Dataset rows
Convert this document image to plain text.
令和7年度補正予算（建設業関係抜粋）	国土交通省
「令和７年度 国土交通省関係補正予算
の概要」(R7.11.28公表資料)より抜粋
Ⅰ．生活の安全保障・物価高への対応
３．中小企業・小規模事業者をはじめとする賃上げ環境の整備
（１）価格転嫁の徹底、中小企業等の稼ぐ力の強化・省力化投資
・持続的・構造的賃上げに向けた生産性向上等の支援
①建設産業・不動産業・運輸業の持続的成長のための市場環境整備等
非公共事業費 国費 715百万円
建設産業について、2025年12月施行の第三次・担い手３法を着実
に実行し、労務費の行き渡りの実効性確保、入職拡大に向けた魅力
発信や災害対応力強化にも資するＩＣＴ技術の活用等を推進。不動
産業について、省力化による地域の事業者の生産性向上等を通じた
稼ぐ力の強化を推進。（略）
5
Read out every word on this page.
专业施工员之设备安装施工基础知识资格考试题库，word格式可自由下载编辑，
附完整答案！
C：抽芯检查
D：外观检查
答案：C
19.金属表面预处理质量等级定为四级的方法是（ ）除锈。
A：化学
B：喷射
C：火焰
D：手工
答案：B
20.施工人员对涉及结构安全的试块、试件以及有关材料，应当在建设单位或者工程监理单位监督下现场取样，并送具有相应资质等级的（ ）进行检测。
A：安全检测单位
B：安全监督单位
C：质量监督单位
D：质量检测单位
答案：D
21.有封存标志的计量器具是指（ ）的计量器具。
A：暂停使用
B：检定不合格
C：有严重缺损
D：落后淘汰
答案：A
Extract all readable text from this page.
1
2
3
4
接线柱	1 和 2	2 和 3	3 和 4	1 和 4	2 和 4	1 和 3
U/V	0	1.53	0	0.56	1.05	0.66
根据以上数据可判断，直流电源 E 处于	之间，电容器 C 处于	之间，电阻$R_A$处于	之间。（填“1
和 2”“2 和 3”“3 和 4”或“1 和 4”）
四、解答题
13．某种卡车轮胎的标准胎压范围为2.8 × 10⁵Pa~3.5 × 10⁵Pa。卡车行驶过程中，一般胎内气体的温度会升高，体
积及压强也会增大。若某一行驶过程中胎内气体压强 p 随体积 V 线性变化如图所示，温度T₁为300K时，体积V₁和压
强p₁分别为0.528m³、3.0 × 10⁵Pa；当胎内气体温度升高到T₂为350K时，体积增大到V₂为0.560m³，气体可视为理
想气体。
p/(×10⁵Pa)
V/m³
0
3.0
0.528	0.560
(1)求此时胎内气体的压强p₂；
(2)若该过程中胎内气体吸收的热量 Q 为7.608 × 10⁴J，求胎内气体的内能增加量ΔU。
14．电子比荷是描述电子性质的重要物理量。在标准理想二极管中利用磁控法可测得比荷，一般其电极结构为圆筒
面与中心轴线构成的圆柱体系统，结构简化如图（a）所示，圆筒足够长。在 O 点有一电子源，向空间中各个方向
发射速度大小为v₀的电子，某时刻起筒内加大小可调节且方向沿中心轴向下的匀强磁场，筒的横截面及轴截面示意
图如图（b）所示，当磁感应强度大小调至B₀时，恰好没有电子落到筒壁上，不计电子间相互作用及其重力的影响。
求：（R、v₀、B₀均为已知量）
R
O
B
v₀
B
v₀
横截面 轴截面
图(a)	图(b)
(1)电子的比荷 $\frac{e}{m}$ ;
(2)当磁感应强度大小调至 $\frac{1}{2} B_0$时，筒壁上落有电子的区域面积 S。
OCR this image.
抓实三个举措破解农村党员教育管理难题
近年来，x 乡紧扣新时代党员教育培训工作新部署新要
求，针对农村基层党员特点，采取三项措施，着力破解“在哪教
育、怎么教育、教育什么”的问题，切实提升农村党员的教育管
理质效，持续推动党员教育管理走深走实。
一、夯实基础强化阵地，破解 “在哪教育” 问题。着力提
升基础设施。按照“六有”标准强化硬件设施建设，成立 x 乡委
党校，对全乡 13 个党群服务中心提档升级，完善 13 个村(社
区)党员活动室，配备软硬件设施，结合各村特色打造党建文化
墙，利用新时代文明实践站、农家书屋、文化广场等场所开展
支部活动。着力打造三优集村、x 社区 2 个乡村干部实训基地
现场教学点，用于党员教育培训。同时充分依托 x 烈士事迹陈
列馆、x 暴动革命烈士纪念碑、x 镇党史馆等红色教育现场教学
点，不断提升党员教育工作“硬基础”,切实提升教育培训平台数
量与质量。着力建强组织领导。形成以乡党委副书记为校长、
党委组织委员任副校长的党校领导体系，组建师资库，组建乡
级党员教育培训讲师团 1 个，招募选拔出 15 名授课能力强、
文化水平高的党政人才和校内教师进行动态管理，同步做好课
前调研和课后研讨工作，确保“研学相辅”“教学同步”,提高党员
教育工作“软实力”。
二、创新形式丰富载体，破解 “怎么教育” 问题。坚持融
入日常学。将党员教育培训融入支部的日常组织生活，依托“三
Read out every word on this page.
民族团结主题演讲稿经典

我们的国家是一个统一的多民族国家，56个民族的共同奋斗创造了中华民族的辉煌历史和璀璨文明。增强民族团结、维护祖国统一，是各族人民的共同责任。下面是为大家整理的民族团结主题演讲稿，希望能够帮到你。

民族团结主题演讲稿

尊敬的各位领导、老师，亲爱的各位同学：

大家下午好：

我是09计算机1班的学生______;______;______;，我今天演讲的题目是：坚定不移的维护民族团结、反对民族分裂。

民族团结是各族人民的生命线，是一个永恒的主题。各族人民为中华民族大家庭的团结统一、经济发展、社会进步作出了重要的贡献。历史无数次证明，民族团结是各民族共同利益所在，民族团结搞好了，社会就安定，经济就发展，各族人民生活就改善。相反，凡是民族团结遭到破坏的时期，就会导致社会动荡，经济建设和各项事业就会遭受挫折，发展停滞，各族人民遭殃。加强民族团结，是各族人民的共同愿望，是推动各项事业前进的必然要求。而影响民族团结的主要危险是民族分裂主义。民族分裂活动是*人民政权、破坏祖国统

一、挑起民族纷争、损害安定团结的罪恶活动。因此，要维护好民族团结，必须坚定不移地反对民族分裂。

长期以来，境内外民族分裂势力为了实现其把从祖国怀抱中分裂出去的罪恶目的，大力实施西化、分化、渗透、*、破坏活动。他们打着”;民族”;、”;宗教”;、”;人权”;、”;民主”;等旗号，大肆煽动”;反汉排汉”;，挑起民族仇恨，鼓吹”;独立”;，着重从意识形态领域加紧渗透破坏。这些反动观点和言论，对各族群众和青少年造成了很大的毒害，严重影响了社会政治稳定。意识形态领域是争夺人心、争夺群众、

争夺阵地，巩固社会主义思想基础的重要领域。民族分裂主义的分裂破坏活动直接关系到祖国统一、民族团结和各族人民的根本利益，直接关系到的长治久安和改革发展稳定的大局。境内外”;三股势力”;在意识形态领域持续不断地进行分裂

> What to do: Each entry above is to be printed again exactly.

> Task response:
Convert this document image to plain text.
令和7年度補正予算（建設業関係抜粋）	国土交通省
「令和７年度 国土交通省関係補正予算
の概要」(R7.11.28公表資料)より抜粋
Ⅰ．生活の安全保障・物価高への対応
３．中小企業・小規模事業者をはじめとする賃上げ環境の整備
（１）価格転嫁の徹底、中小企業等の稼ぐ力の強化・省力化投資
・持続的・構造的賃上げに向けた生産性向上等の支援
①建設産業・不動産業・運輸業の持続的成長のための市場環境整備等
非公共事業費 国費 715百万円
建設産業について、2025年12月施行の第三次・担い手３法を着実
に実行し、労務費の行き渡りの実効性確保、入職拡大に向けた魅力
発信や災害対応力強化にも資するＩＣＴ技術の活用等を推進。不動
産業について、省力化による地域の事業者の生産性向上等を通じた
稼ぐ力の強化を推進。（略）
5
Read out every word on this page.
专业施工员之设备安装施工基础知识资格考试题库，word格式可自由下载编辑，
附完整答案！
C：抽芯检查
D：外观检查
答案：C
19.金属表面预处理质量等级定为四级的方法是（ ）除锈。
A：化学
B：喷射
C：火焰
D：手工
答案：B
20.施工人员对涉及结构安全的试块、试件以及有关材料，应当在建设单位或者工程监理单位监督下现场取样，并送具有相应资质等级的（ ）进行检测。
A：安全检测单位
B：安全监督单位
C：质量监督单位
D：质量检测单位
答案：D
21.有封存标志的计量器具是指（ ）的计量器具。
A：暂停使用
B：检定不合格
C：有严重缺损
D：落后淘汰
答案：A
Extract all readable text from this page.
1
2
3
4
接线柱	1 和 2	2 和 3	3 和 4	1 和 4	2 和 4	1 和 3
U/V	0	1.53	0	0.56	1.05	0.66
根据以上数据可判断，直流电源 E 处于	之间，电容器 C 处于	之间，电阻$R_A$处于	之间。（填“1
和 2”“2 和 3”“3 和 4”或“1 和 4”）
四、解答题
13．某种卡车轮胎的标准胎压范围为2.8 × 10⁵Pa~3.5 × 10⁵Pa。卡车行驶过程中，一般胎内气体的温度会升高，体
积及压强也会增大。若某一行驶过程中胎内气体压强 p 随体积 V 线性变化如图所示，温度T₁为300K时，体积V₁和压
强p₁分别为0.528m³、3.0 × 10⁵Pa；当胎内气体温度升高到T₂为350K时，体积增大到V₂为0.560m³，气体可视为理
想气体。
p/(×10⁵Pa)
V/m³
0
3.0
0.528	0.560
(1)求此时胎内气体的压强p₂；
(2)若该过程中胎内气体吸收的热量 Q 为7.608 × 10⁴J，求胎内气体的内能增加量ΔU。
14．电子比荷是描述电子性质的重要物理量。在标准理想二极管中利用磁控法可测得比荷，一般其电极结构为圆筒
面与中心轴线构成的圆柱体系统，结构简化如图（a）所示，圆筒足够长。在 O 点有一电子源，向空间中各个方向
发射速度大小为v₀的电子，某时刻起筒内加大小可调节且方向沿中心轴向下的匀强磁场，筒的横截面及轴截面示意
图如图（b）所示，当磁感应强度大小调至B₀时，恰好没有电子落到筒壁上，不计电子间相互作用及其重力的影响。
求：（R、v₀、B₀均为已知量）
R
O
B
v₀
B
v₀
横截面 轴截面
图(a)	图(b)
(1)电子的比荷 $\frac{e}{m}$ ;
(2)当磁感应强度大小调至 $\frac{1}{2} B_0$时，筒壁上落有电子的区域面积 S。
OCR this image.
抓实三个举措破解农村党员教育管理难题
近年来，x 乡紧扣新时代党员教育培训工作新部署新要
求，针对农村基层党员特点，采取三项措施，着力破解“在哪教
育、怎么教育、教育什么”的问题，切实提升农村党员的教育管
理质效，持续推动党员教育管理走深走实。
一、夯实基础强化阵地，破解 “在哪教育” 问题。着力提
升基础设施。按照“六有”标准强化硬件设施建设，成立 x 乡委
党校，对全乡 13 个党群服务中心提档升级，完善 13 个村(社
区)党员活动室，配备软硬件设施，结合各村特色打造党建文化
墙，利用新时代文明实践站、农家书屋、文化广场等场所开展
支部活动。着力打造三优集村、x 社区 2 个乡村干部实训基地
现场教学点，用于党员教育培训。同时充分依托 x 烈士事迹陈
列馆、x 暴动革命烈士纪念碑、x 镇党史馆等红色教育现场教学
点，不断提升党员教育工作“硬基础”,切实提升教育培训平台数
量与质量。着力建强组织领导。形成以乡党委副书记为校长、
党委组织委员任副校长的党校领导体系，组建师资库，组建乡
级党员教育培训讲师团 1 个，招募选拔出 15 名授课能力强、
文化水平高的党政人才和校内教师进行动态管理，同步做好课
前调研和课后研讨工作，确保“研学相辅”“教学同步”,提高党员
教育工作“软实力”。
二、创新形式丰富载体，破解 “怎么教育” 问题。坚持融
入日常学。将党员教育培训融入支部的日常组织生活，依托“三
Read out every word on this page.
民族团结主题演讲稿经典

我们的国家是一个统一的多民族国家，56个民族的共同奋斗创造了中华民族的辉煌历史和璀璨文明。增强民族团结、维护祖国统一，是各族人民的共同责任。下面是为大家整理的民族团结主题演讲稿，希望能够帮到你。

民族团结主题演讲稿

尊敬的各位领导、老师，亲爱的各位同学：

大家下午好：

我是09计算机1班的学生______;______;______;，我今天演讲的题目是：坚定不移的维护民族团结、反对民族分裂。

民族团结是各族人民的生命线，是一个永恒的主题。各族人民为中华民族大家庭的团结统一、经济发展、社会进步作出了重要的贡献。历史无数次证明，民族团结是各民族共同利益所在，民族团结搞好了，社会就安定，经济就发展，各族人民生活就改善。相反，凡是民族团结遭到破坏的时期，就会导致社会动荡，经济建设和各项事业就会遭受挫折，发展停滞，各族人民遭殃。加强民族团结，是各族人民的共同愿望，是推动各项事业前进的必然要求。而影响民族团结的主要危险是民族分裂主义。民族分裂活动是*人民政权、破坏祖国统

一、挑起民族纷争、损害安定团结的罪恶活动。因此，要维护好民族团结，必须坚定不移地反对民族分裂。

长期以来，境内外民族分裂势力为了实现其把从祖国怀抱中分裂出去的罪恶目的，大力实施西化、分化、渗透、*、破坏活动。他们打着”;民族”;、”;宗教”;、”;人权”;、”;民主”;等旗号，大肆煽动”;反汉排汉”;，挑起民族仇恨，鼓吹”;独立”;，着重从意识形态领域加紧渗透破坏。这些反动观点和言论，对各族群众和青少年造成了很大的毒害，严重影响了社会政治稳定。意识形态领域是争夺人心、争夺群众、

争夺阵地，巩固社会主义思想基础的重要领域。民族分裂主义的分裂破坏活动直接关系到祖国统一、民族团结和各族人民的根本利益，直接关系到的长治久安和改革发展稳定的大局。境内外”;三股势力”;在意识形态领域持续不断地进行分裂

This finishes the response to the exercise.